§ **Task objective**
Copy each line of the entries that contains the word "callsign".

----

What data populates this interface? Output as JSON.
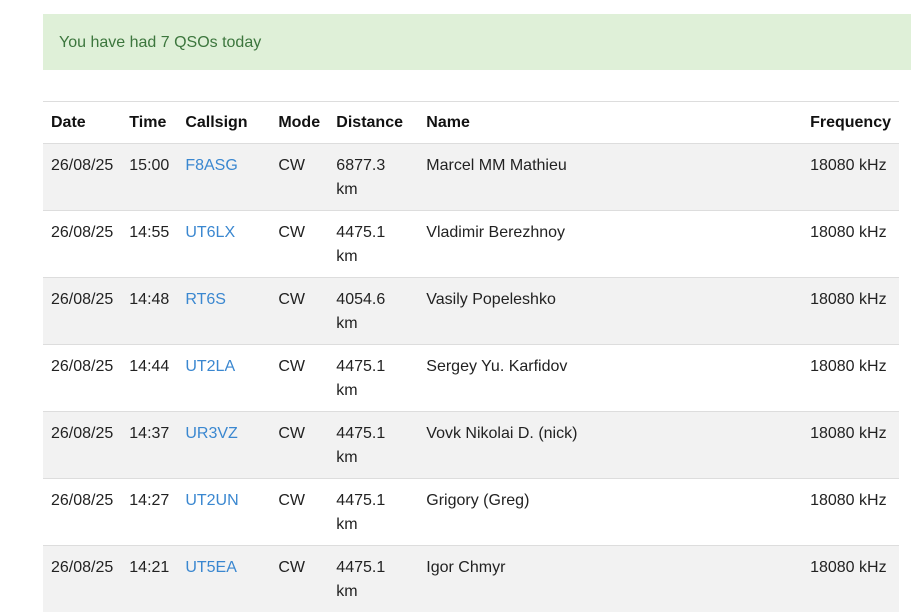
{
  "alert": {
    "message": "You have had 7 QSOs today"
  },
  "table": {
    "headers": {
      "date": "Date",
      "time": "Time",
      "callsign": "Callsign",
      "mode": "Mode",
      "distance": "Distance",
      "name": "Name",
      "frequency": "Frequency"
    },
    "rows": [
      {
        "date": "26/08/25",
        "time": "15:00",
        "callsign": "F8ASG",
        "mode": "CW",
        "distance_value": "6877.3",
        "distance_unit": "km",
        "name": "Marcel MM Mathieu",
        "frequency": "18080 kHz"
      },
      {
        "date": "26/08/25",
        "time": "14:55",
        "callsign": "UT6LX",
        "mode": "CW",
        "distance_value": "4475.1",
        "distance_unit": "km",
        "name": "Vladimir Berezhnoy",
        "frequency": "18080 kHz"
      },
      {
        "date": "26/08/25",
        "time": "14:48",
        "callsign": "RT6S",
        "mode": "CW",
        "distance_value": "4054.6",
        "distance_unit": "km",
        "name": "Vasily Popeleshko",
        "frequency": "18080 kHz"
      },
      {
        "date": "26/08/25",
        "time": "14:44",
        "callsign": "UT2LA",
        "mode": "CW",
        "distance_value": "4475.1",
        "distance_unit": "km",
        "name": "Sergey Yu. Karfidov",
        "frequency": "18080 kHz"
      },
      {
        "date": "26/08/25",
        "time": "14:37",
        "callsign": "UR3VZ",
        "mode": "CW",
        "distance_value": "4475.1",
        "distance_unit": "km",
        "name": "Vovk Nikolai D. (nick)",
        "frequency": "18080 kHz"
      },
      {
        "date": "26/08/25",
        "time": "14:27",
        "callsign": "UT2UN",
        "mode": "CW",
        "distance_value": "4475.1",
        "distance_unit": "km",
        "name": "Grigory (Greg)",
        "frequency": "18080 kHz"
      },
      {
        "date": "26/08/25",
        "time": "14:21",
        "callsign": "UT5EA",
        "mode": "CW",
        "distance_value": "4475.1",
        "distance_unit": "km",
        "name": "Igor Chmyr",
        "frequency": "18080 kHz"
      }
    ]
  },
  "colors": {
    "alert_background": "#dff0d8",
    "alert_text": "#3c763d",
    "link": "#3a87d0",
    "stripe": "#f2f2f2",
    "border": "#dddddd"
  }
}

----

§ **Task result**
      "callsign": "Callsign",
        "callsign": "F8ASG",
        "callsign": "UT6LX",
        "callsign": "RT6S",
        "callsign": "UT2LA",
        "callsign": "UR3VZ",
        "callsign": "UT2UN",
        "callsign": "UT5EA",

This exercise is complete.